> _Task prompt_: Narrow the data below down to the lines containing "Reservoir".

——

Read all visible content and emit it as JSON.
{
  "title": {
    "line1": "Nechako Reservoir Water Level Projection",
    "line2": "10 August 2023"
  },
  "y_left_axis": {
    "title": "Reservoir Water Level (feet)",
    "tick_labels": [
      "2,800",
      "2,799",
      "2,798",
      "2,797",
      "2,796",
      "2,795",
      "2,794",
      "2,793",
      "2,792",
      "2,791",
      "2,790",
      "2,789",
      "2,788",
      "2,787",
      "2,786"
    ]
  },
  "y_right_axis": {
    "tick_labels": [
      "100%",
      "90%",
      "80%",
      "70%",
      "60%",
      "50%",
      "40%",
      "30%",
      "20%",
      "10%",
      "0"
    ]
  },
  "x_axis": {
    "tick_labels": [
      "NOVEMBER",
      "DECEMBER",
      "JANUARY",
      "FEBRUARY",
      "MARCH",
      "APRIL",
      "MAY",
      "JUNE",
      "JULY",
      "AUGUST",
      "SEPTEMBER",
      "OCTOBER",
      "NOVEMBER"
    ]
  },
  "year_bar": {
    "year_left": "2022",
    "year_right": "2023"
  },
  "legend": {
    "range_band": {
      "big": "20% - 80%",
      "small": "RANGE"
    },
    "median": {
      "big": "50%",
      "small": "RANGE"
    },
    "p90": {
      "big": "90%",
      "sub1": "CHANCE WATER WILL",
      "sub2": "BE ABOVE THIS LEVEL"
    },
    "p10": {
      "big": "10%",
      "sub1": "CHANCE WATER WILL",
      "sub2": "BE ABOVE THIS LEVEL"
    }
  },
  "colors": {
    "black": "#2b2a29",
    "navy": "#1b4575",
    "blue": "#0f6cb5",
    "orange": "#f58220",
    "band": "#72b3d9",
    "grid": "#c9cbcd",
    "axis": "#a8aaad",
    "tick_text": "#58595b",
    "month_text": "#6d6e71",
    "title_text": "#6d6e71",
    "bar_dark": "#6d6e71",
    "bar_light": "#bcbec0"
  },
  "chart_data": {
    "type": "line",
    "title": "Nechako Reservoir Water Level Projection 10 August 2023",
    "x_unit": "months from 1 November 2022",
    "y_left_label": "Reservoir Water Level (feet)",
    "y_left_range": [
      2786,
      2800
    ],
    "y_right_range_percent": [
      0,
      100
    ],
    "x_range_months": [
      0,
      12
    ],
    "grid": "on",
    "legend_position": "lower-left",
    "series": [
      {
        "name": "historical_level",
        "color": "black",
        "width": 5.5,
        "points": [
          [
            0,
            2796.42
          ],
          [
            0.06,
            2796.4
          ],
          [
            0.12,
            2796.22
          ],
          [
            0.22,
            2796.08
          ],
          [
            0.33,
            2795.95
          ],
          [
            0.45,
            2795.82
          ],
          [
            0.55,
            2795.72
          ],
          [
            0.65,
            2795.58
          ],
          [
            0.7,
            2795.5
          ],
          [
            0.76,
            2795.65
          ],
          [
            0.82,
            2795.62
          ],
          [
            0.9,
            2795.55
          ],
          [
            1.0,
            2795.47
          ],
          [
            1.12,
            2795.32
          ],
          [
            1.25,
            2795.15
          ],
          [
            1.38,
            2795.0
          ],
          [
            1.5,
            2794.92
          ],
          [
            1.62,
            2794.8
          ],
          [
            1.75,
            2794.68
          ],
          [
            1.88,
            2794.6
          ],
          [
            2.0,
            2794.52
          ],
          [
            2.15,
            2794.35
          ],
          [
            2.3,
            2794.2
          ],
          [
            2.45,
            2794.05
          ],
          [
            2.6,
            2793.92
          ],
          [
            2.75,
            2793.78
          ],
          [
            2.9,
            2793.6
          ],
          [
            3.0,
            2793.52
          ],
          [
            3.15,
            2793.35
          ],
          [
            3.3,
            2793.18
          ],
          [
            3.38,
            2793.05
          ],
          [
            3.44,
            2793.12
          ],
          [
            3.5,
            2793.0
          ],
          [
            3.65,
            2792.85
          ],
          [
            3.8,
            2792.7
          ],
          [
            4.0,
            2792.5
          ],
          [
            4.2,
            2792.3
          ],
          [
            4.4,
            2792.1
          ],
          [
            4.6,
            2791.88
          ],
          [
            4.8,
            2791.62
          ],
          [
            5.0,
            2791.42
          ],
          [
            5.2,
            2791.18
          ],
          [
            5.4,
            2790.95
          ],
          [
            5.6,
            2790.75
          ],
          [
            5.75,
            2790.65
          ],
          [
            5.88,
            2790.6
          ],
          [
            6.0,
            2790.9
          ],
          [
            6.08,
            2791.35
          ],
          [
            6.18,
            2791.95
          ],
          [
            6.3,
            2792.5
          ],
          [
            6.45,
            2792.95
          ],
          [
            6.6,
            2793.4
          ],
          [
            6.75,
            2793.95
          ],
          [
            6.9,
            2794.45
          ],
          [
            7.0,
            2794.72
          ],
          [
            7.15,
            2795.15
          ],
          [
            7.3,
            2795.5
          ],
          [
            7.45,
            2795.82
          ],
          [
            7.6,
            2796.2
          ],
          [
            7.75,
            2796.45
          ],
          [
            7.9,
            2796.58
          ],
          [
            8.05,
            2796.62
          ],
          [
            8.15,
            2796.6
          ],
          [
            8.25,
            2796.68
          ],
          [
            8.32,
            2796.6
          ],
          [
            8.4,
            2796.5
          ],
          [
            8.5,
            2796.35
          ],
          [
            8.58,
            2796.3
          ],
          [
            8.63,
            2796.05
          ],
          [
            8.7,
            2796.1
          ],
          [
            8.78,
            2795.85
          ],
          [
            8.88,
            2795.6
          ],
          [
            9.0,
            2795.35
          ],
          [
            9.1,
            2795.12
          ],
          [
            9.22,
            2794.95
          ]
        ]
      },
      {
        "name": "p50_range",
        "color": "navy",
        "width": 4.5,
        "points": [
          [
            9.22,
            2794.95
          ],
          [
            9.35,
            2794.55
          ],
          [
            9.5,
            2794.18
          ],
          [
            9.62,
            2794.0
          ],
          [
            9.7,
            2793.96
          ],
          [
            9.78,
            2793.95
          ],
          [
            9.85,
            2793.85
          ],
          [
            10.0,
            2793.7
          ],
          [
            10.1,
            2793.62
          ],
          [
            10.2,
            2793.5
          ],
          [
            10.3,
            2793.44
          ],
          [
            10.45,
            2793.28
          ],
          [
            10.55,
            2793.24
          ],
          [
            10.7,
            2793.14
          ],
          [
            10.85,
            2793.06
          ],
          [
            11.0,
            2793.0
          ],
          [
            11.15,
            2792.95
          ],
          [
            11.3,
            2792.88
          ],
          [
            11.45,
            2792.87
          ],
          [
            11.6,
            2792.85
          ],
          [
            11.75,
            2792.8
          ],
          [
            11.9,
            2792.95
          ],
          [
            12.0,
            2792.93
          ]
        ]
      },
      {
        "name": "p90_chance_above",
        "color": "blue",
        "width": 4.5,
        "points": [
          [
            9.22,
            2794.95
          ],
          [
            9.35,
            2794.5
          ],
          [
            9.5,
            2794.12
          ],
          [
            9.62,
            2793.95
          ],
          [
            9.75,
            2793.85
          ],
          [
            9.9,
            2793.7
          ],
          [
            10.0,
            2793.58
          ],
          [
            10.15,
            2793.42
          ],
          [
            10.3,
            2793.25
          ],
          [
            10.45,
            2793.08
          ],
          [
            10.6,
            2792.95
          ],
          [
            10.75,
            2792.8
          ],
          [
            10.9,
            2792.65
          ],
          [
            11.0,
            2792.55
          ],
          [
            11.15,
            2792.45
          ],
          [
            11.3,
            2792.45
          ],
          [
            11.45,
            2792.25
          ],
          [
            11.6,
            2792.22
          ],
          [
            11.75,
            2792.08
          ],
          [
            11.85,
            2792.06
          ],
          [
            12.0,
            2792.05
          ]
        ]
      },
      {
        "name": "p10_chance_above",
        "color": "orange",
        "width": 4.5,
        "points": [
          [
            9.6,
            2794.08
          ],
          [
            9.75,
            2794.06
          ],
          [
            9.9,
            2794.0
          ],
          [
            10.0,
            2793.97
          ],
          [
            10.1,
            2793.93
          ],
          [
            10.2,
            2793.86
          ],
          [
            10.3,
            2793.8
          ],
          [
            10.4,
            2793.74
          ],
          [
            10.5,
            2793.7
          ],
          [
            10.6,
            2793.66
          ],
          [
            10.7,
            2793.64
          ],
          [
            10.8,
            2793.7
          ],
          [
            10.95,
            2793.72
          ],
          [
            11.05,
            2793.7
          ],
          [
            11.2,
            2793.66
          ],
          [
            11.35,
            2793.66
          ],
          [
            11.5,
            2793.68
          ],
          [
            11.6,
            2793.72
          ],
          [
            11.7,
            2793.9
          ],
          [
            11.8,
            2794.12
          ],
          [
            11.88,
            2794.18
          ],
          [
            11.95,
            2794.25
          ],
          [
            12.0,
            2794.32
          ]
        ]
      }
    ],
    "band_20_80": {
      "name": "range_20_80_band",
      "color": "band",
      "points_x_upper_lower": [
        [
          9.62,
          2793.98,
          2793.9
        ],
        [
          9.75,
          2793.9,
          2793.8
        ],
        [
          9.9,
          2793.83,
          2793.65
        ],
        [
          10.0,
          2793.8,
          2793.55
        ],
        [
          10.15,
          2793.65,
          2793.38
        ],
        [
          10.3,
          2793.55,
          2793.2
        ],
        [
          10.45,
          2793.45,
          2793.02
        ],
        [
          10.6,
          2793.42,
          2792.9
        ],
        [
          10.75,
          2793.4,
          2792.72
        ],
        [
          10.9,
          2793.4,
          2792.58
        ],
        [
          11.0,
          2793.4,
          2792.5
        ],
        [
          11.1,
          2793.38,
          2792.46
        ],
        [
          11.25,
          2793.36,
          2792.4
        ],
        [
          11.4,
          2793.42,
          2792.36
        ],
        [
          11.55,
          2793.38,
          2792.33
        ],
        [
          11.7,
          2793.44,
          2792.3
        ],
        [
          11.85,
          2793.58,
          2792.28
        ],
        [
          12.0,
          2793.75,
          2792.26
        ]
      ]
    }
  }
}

——

> _The solution_:
    "line1": "Nechako Reservoir Water Level Projection",
    "title": "Reservoir Water Level (feet)",
    "title": "Nechako Reservoir Water Level Projection 10 August 2023",
    "y_left_label": "Reservoir Water Level (feet)",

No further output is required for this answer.